PROBLEM DESCRIPTION
What follows is a set of records; restate each one word for word and drop the pictures.

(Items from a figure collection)
········
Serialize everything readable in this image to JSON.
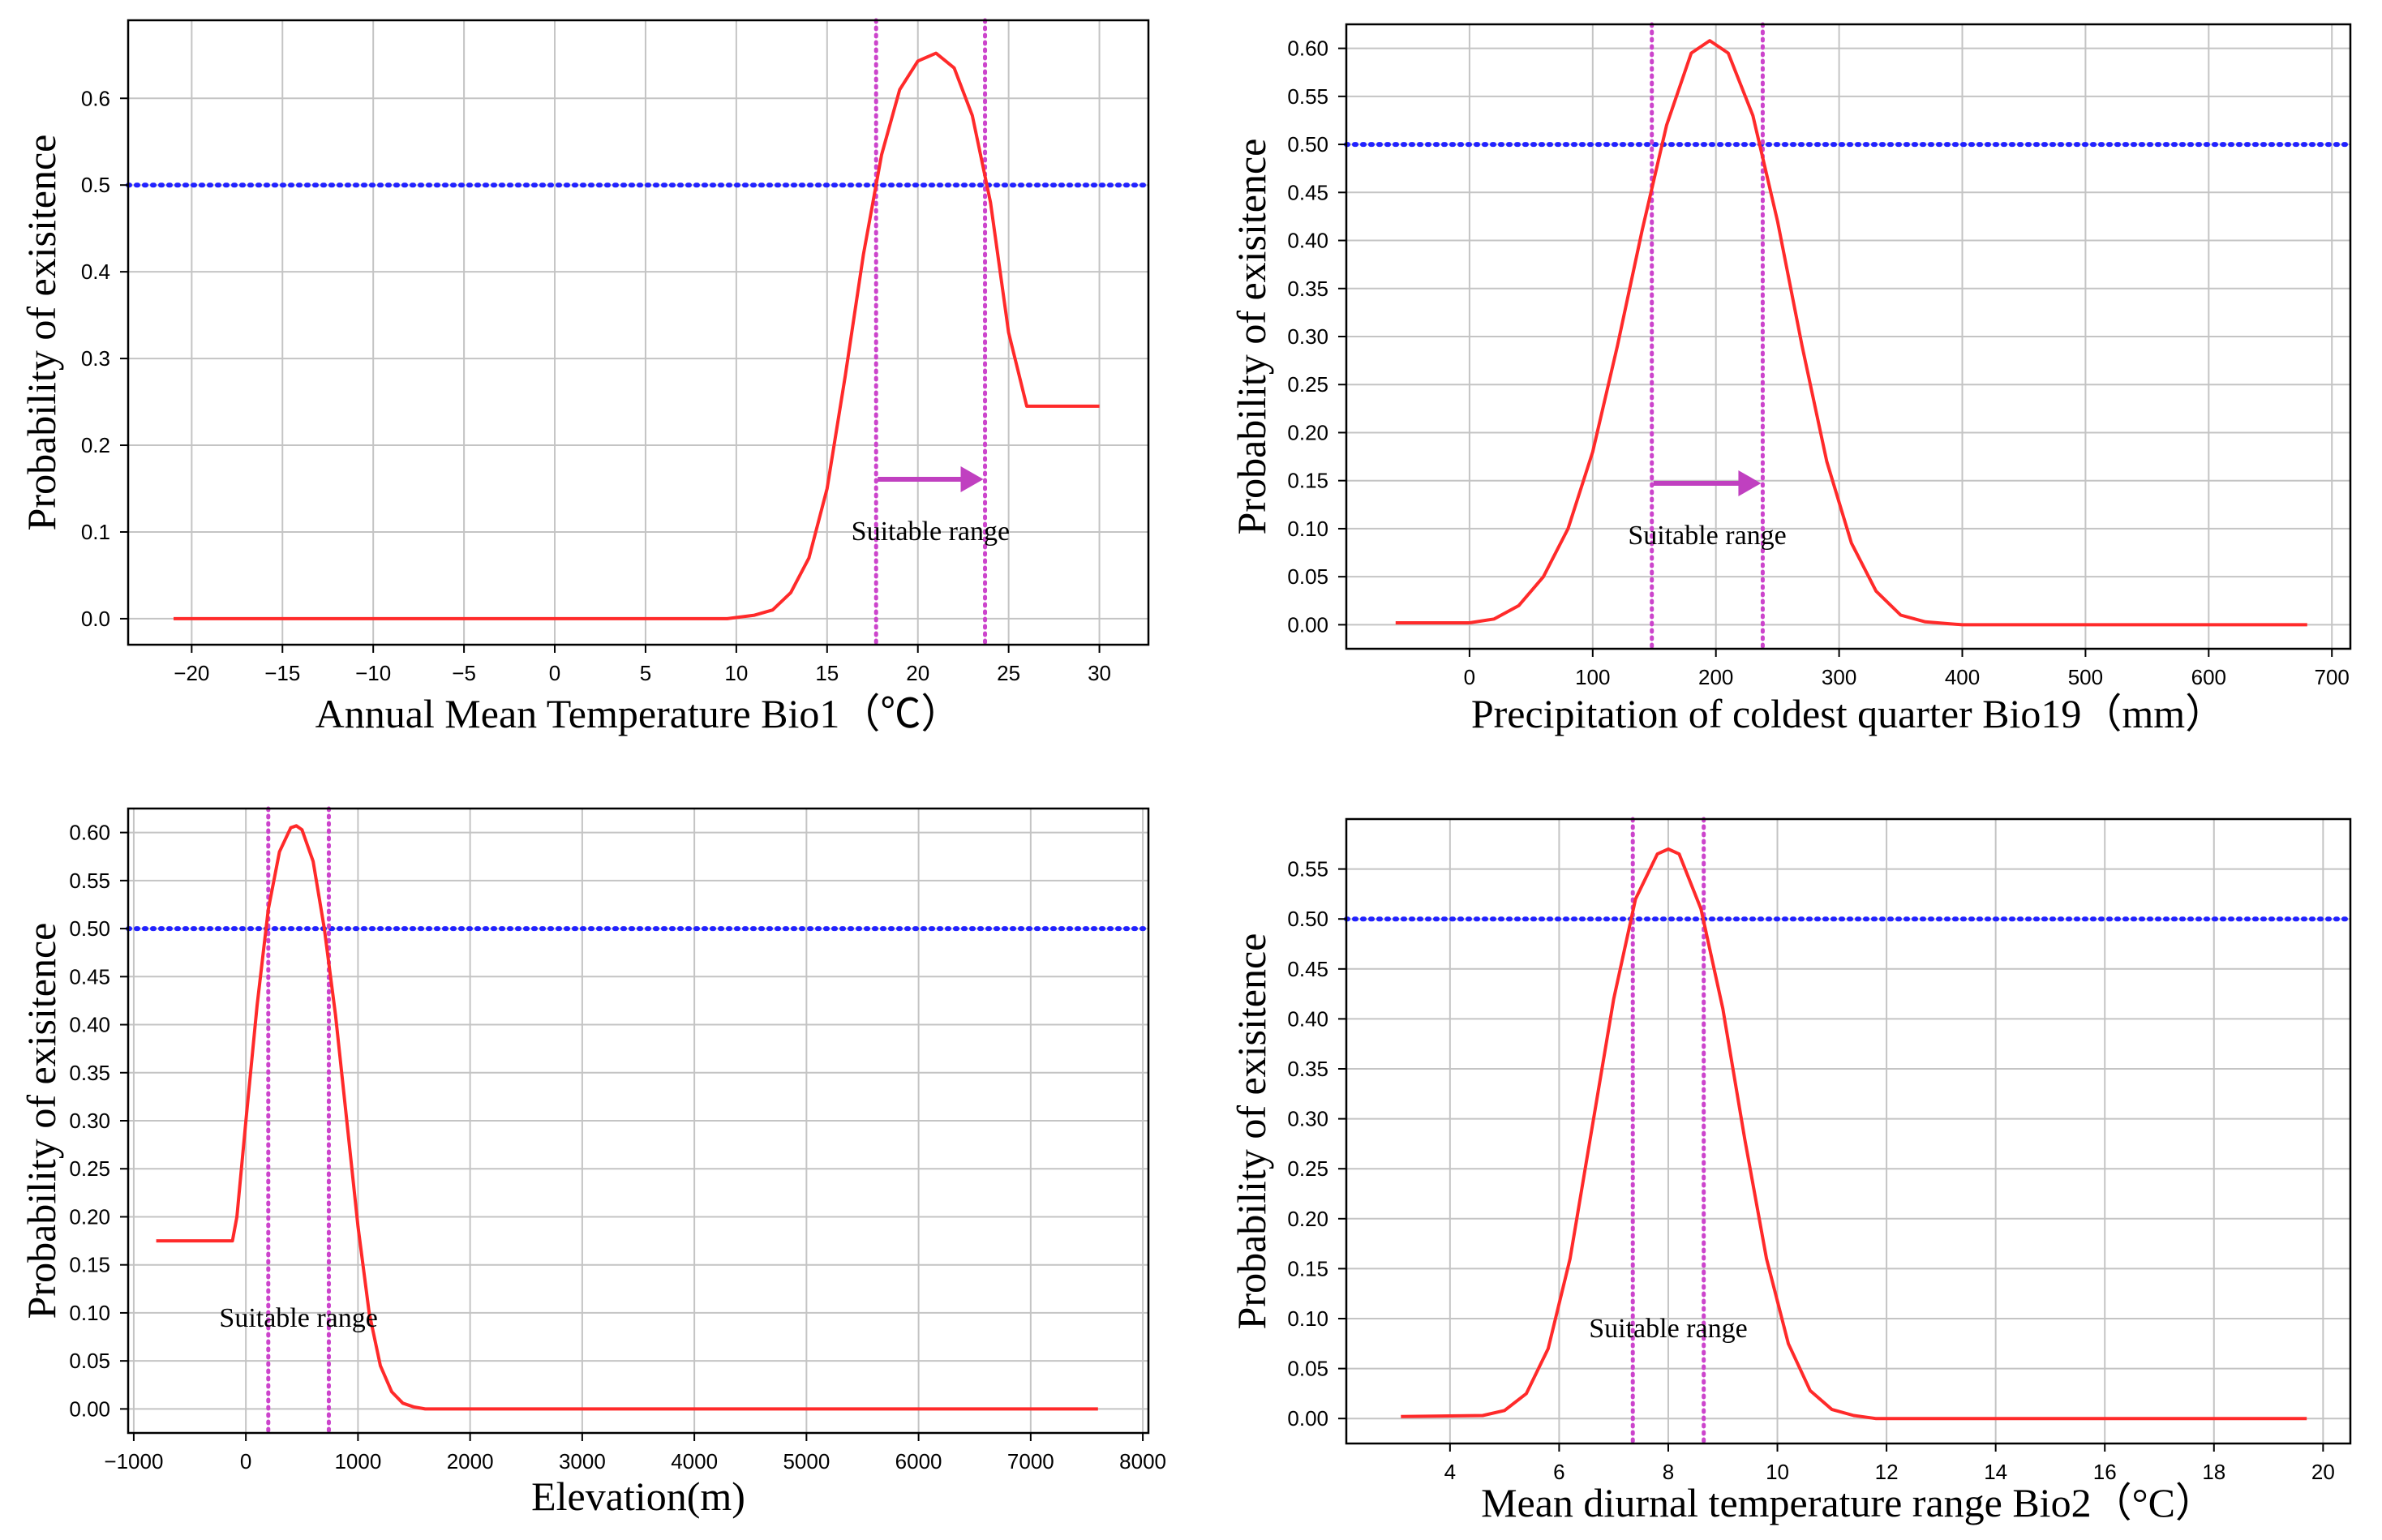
{
  "colors": {
    "curve": "#ff2a2a",
    "threshold": "#2222ff",
    "range_line": "#cc44cc",
    "arrow": "#c040c0",
    "grid": "#c4c4c4",
    "frame": "#000000"
  },
  "chart_data": [
    {
      "type": "line",
      "xlabel": "Annual Mean Temperature Bio1（℃）",
      "ylabel": "Probability of exisitence",
      "xlim": [
        -23.5,
        32.7
      ],
      "ylim": [
        -0.03,
        0.69
      ],
      "xticks": [
        -20,
        -15,
        -10,
        -5,
        0,
        5,
        10,
        15,
        20,
        25,
        30
      ],
      "xtick_labels": [
        "−20",
        "−15",
        "−10",
        "−5",
        "0",
        "5",
        "10",
        "15",
        "20",
        "25",
        "30"
      ],
      "yticks": [
        0.0,
        0.1,
        0.2,
        0.3,
        0.4,
        0.5,
        0.6
      ],
      "ytick_labels": [
        "0.0",
        "0.1",
        "0.2",
        "0.3",
        "0.4",
        "0.5",
        "0.6"
      ],
      "threshold": 0.5,
      "suitable_range": [
        17.7,
        23.7
      ],
      "annotation": "Suitable range",
      "arrow": true,
      "grid": true,
      "x": [
        -21,
        9.5,
        11,
        12,
        13,
        14,
        15,
        16,
        17,
        18,
        19,
        20,
        21,
        22,
        23,
        24,
        25,
        26,
        30
      ],
      "y": [
        0.0,
        0.0,
        0.004,
        0.01,
        0.03,
        0.07,
        0.15,
        0.28,
        0.42,
        0.535,
        0.61,
        0.643,
        0.652,
        0.635,
        0.58,
        0.48,
        0.33,
        0.245,
        0.245
      ]
    },
    {
      "type": "line",
      "xlabel": "Precipitation of coldest quarter Bio19（mm）",
      "ylabel": "Probability of exisitence",
      "xlim": [
        -100,
        715
      ],
      "ylim": [
        -0.025,
        0.625
      ],
      "xticks": [
        0,
        100,
        200,
        300,
        400,
        500,
        600,
        700
      ],
      "xtick_labels": [
        "0",
        "100",
        "200",
        "300",
        "400",
        "500",
        "600",
        "700"
      ],
      "yticks": [
        0.0,
        0.05,
        0.1,
        0.15,
        0.2,
        0.25,
        0.3,
        0.35,
        0.4,
        0.45,
        0.5,
        0.55,
        0.6
      ],
      "ytick_labels": [
        "0.00",
        "0.05",
        "0.10",
        "0.15",
        "0.20",
        "0.25",
        "0.30",
        "0.35",
        "0.40",
        "0.45",
        "0.50",
        "0.55",
        "0.60"
      ],
      "threshold": 0.5,
      "suitable_range": [
        148,
        238
      ],
      "annotation": "Suitable range",
      "arrow": true,
      "grid": true,
      "x": [
        -60,
        0,
        20,
        40,
        60,
        80,
        100,
        120,
        140,
        160,
        180,
        195,
        210,
        230,
        250,
        270,
        290,
        310,
        330,
        350,
        370,
        390,
        400,
        680
      ],
      "y": [
        0.002,
        0.002,
        0.006,
        0.02,
        0.05,
        0.1,
        0.18,
        0.29,
        0.41,
        0.52,
        0.595,
        0.608,
        0.595,
        0.53,
        0.42,
        0.29,
        0.17,
        0.085,
        0.035,
        0.01,
        0.003,
        0.001,
        0.0,
        0.0
      ]
    },
    {
      "type": "line",
      "xlabel": "Elevation(m)",
      "ylabel": "Probability of exisitence",
      "xlim": [
        -1050,
        8050
      ],
      "ylim": [
        -0.025,
        0.625
      ],
      "xticks": [
        -1000,
        0,
        1000,
        2000,
        3000,
        4000,
        5000,
        6000,
        7000,
        8000
      ],
      "xtick_labels": [
        "−1000",
        "0",
        "1000",
        "2000",
        "3000",
        "4000",
        "5000",
        "6000",
        "7000",
        "8000"
      ],
      "yticks": [
        0.0,
        0.05,
        0.1,
        0.15,
        0.2,
        0.25,
        0.3,
        0.35,
        0.4,
        0.45,
        0.5,
        0.55,
        0.6
      ],
      "ytick_labels": [
        "0.00",
        "0.05",
        "0.10",
        "0.15",
        "0.20",
        "0.25",
        "0.30",
        "0.35",
        "0.40",
        "0.45",
        "0.50",
        "0.55",
        "0.60"
      ],
      "threshold": 0.5,
      "suitable_range": [
        200,
        740
      ],
      "annotation": "Suitable range",
      "arrow": false,
      "grid": true,
      "x": [
        -800,
        -120,
        -80,
        0,
        100,
        200,
        300,
        400,
        450,
        500,
        600,
        700,
        800,
        900,
        1000,
        1100,
        1200,
        1300,
        1400,
        1500,
        1600,
        1700,
        7600
      ],
      "y": [
        0.175,
        0.175,
        0.2,
        0.3,
        0.42,
        0.52,
        0.58,
        0.605,
        0.607,
        0.603,
        0.57,
        0.5,
        0.41,
        0.3,
        0.19,
        0.1,
        0.045,
        0.018,
        0.006,
        0.002,
        0.0,
        0.0,
        0.0
      ]
    },
    {
      "type": "line",
      "xlabel": "Mean diurnal temperature range  Bio2（°C）",
      "ylabel": "Probability of exisitence",
      "xlim": [
        2.1,
        20.5
      ],
      "ylim": [
        -0.025,
        0.6
      ],
      "xticks": [
        4,
        6,
        8,
        10,
        12,
        14,
        16,
        18,
        20
      ],
      "xtick_labels": [
        "4",
        "6",
        "8",
        "10",
        "12",
        "14",
        "16",
        "18",
        "20"
      ],
      "yticks": [
        0.0,
        0.05,
        0.1,
        0.15,
        0.2,
        0.25,
        0.3,
        0.35,
        0.4,
        0.45,
        0.5,
        0.55
      ],
      "ytick_labels": [
        "0.00",
        "0.05",
        "0.10",
        "0.15",
        "0.20",
        "0.25",
        "0.30",
        "0.35",
        "0.40",
        "0.45",
        "0.50",
        "0.55"
      ],
      "threshold": 0.5,
      "suitable_range": [
        7.35,
        8.65
      ],
      "annotation": "Suitable range",
      "arrow": false,
      "grid": true,
      "x": [
        3.1,
        4.6,
        5.0,
        5.4,
        5.8,
        6.2,
        6.6,
        7.0,
        7.4,
        7.8,
        8.0,
        8.2,
        8.6,
        9.0,
        9.4,
        9.8,
        10.2,
        10.6,
        11.0,
        11.4,
        11.8,
        19.7
      ],
      "y": [
        0.002,
        0.003,
        0.008,
        0.025,
        0.07,
        0.16,
        0.29,
        0.42,
        0.52,
        0.565,
        0.57,
        0.565,
        0.51,
        0.41,
        0.28,
        0.16,
        0.075,
        0.028,
        0.009,
        0.003,
        0.0,
        0.0
      ]
    }
  ]
}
········
RESPONSE FOR THIS EXERCISE
Serialize everything readable in this image to JSON.
{
  "colors": {
    "curve": "#ff2a2a",
    "threshold": "#2222ff",
    "range_line": "#cc44cc",
    "arrow": "#c040c0",
    "grid": "#c4c4c4",
    "frame": "#000000"
  },
  "chart_data": [
    {
      "type": "line",
      "xlabel": "Annual Mean Temperature Bio1（℃）",
      "ylabel": "Probability of exisitence",
      "xlim": [
        -23.5,
        32.7
      ],
      "ylim": [
        -0.03,
        0.69
      ],
      "xticks": [
        -20,
        -15,
        -10,
        -5,
        0,
        5,
        10,
        15,
        20,
        25,
        30
      ],
      "xtick_labels": [
        "−20",
        "−15",
        "−10",
        "−5",
        "0",
        "5",
        "10",
        "15",
        "20",
        "25",
        "30"
      ],
      "yticks": [
        0.0,
        0.1,
        0.2,
        0.3,
        0.4,
        0.5,
        0.6
      ],
      "ytick_labels": [
        "0.0",
        "0.1",
        "0.2",
        "0.3",
        "0.4",
        "0.5",
        "0.6"
      ],
      "threshold": 0.5,
      "suitable_range": [
        17.7,
        23.7
      ],
      "annotation": "Suitable range",
      "arrow": true,
      "grid": true,
      "x": [
        -21,
        9.5,
        11,
        12,
        13,
        14,
        15,
        16,
        17,
        18,
        19,
        20,
        21,
        22,
        23,
        24,
        25,
        26,
        30
      ],
      "y": [
        0.0,
        0.0,
        0.004,
        0.01,
        0.03,
        0.07,
        0.15,
        0.28,
        0.42,
        0.535,
        0.61,
        0.643,
        0.652,
        0.635,
        0.58,
        0.48,
        0.33,
        0.245,
        0.245
      ]
    },
    {
      "type": "line",
      "xlabel": "Precipitation of coldest quarter Bio19（mm）",
      "ylabel": "Probability of exisitence",
      "xlim": [
        -100,
        715
      ],
      "ylim": [
        -0.025,
        0.625
      ],
      "xticks": [
        0,
        100,
        200,
        300,
        400,
        500,
        600,
        700
      ],
      "xtick_labels": [
        "0",
        "100",
        "200",
        "300",
        "400",
        "500",
        "600",
        "700"
      ],
      "yticks": [
        0.0,
        0.05,
        0.1,
        0.15,
        0.2,
        0.25,
        0.3,
        0.35,
        0.4,
        0.45,
        0.5,
        0.55,
        0.6
      ],
      "ytick_labels": [
        "0.00",
        "0.05",
        "0.10",
        "0.15",
        "0.20",
        "0.25",
        "0.30",
        "0.35",
        "0.40",
        "0.45",
        "0.50",
        "0.55",
        "0.60"
      ],
      "threshold": 0.5,
      "suitable_range": [
        148,
        238
      ],
      "annotation": "Suitable range",
      "arrow": true,
      "grid": true,
      "x": [
        -60,
        0,
        20,
        40,
        60,
        80,
        100,
        120,
        140,
        160,
        180,
        195,
        210,
        230,
        250,
        270,
        290,
        310,
        330,
        350,
        370,
        390,
        400,
        680
      ],
      "y": [
        0.002,
        0.002,
        0.006,
        0.02,
        0.05,
        0.1,
        0.18,
        0.29,
        0.41,
        0.52,
        0.595,
        0.608,
        0.595,
        0.53,
        0.42,
        0.29,
        0.17,
        0.085,
        0.035,
        0.01,
        0.003,
        0.001,
        0.0,
        0.0
      ]
    },
    {
      "type": "line",
      "xlabel": "Elevation(m)",
      "ylabel": "Probability of exisitence",
      "xlim": [
        -1050,
        8050
      ],
      "ylim": [
        -0.025,
        0.625
      ],
      "xticks": [
        -1000,
        0,
        1000,
        2000,
        3000,
        4000,
        5000,
        6000,
        7000,
        8000
      ],
      "xtick_labels": [
        "−1000",
        "0",
        "1000",
        "2000",
        "3000",
        "4000",
        "5000",
        "6000",
        "7000",
        "8000"
      ],
      "yticks": [
        0.0,
        0.05,
        0.1,
        0.15,
        0.2,
        0.25,
        0.3,
        0.35,
        0.4,
        0.45,
        0.5,
        0.55,
        0.6
      ],
      "ytick_labels": [
        "0.00",
        "0.05",
        "0.10",
        "0.15",
        "0.20",
        "0.25",
        "0.30",
        "0.35",
        "0.40",
        "0.45",
        "0.50",
        "0.55",
        "0.60"
      ],
      "threshold": 0.5,
      "suitable_range": [
        200,
        740
      ],
      "annotation": "Suitable range",
      "arrow": false,
      "grid": true,
      "x": [
        -800,
        -120,
        -80,
        0,
        100,
        200,
        300,
        400,
        450,
        500,
        600,
        700,
        800,
        900,
        1000,
        1100,
        1200,
        1300,
        1400,
        1500,
        1600,
        1700,
        7600
      ],
      "y": [
        0.175,
        0.175,
        0.2,
        0.3,
        0.42,
        0.52,
        0.58,
        0.605,
        0.607,
        0.603,
        0.57,
        0.5,
        0.41,
        0.3,
        0.19,
        0.1,
        0.045,
        0.018,
        0.006,
        0.002,
        0.0,
        0.0,
        0.0
      ]
    },
    {
      "type": "line",
      "xlabel": "Mean diurnal temperature range  Bio2（°C）",
      "ylabel": "Probability of exisitence",
      "xlim": [
        2.1,
        20.5
      ],
      "ylim": [
        -0.025,
        0.6
      ],
      "xticks": [
        4,
        6,
        8,
        10,
        12,
        14,
        16,
        18,
        20
      ],
      "xtick_labels": [
        "4",
        "6",
        "8",
        "10",
        "12",
        "14",
        "16",
        "18",
        "20"
      ],
      "yticks": [
        0.0,
        0.05,
        0.1,
        0.15,
        0.2,
        0.25,
        0.3,
        0.35,
        0.4,
        0.45,
        0.5,
        0.55
      ],
      "ytick_labels": [
        "0.00",
        "0.05",
        "0.10",
        "0.15",
        "0.20",
        "0.25",
        "0.30",
        "0.35",
        "0.40",
        "0.45",
        "0.50",
        "0.55"
      ],
      "threshold": 0.5,
      "suitable_range": [
        7.35,
        8.65
      ],
      "annotation": "Suitable range",
      "arrow": false,
      "grid": true,
      "x": [
        3.1,
        4.6,
        5.0,
        5.4,
        5.8,
        6.2,
        6.6,
        7.0,
        7.4,
        7.8,
        8.0,
        8.2,
        8.6,
        9.0,
        9.4,
        9.8,
        10.2,
        10.6,
        11.0,
        11.4,
        11.8,
        19.7
      ],
      "y": [
        0.002,
        0.003,
        0.008,
        0.025,
        0.07,
        0.16,
        0.29,
        0.42,
        0.52,
        0.565,
        0.57,
        0.565,
        0.51,
        0.41,
        0.28,
        0.16,
        0.075,
        0.028,
        0.009,
        0.003,
        0.0,
        0.0
      ]
    }
  ]
}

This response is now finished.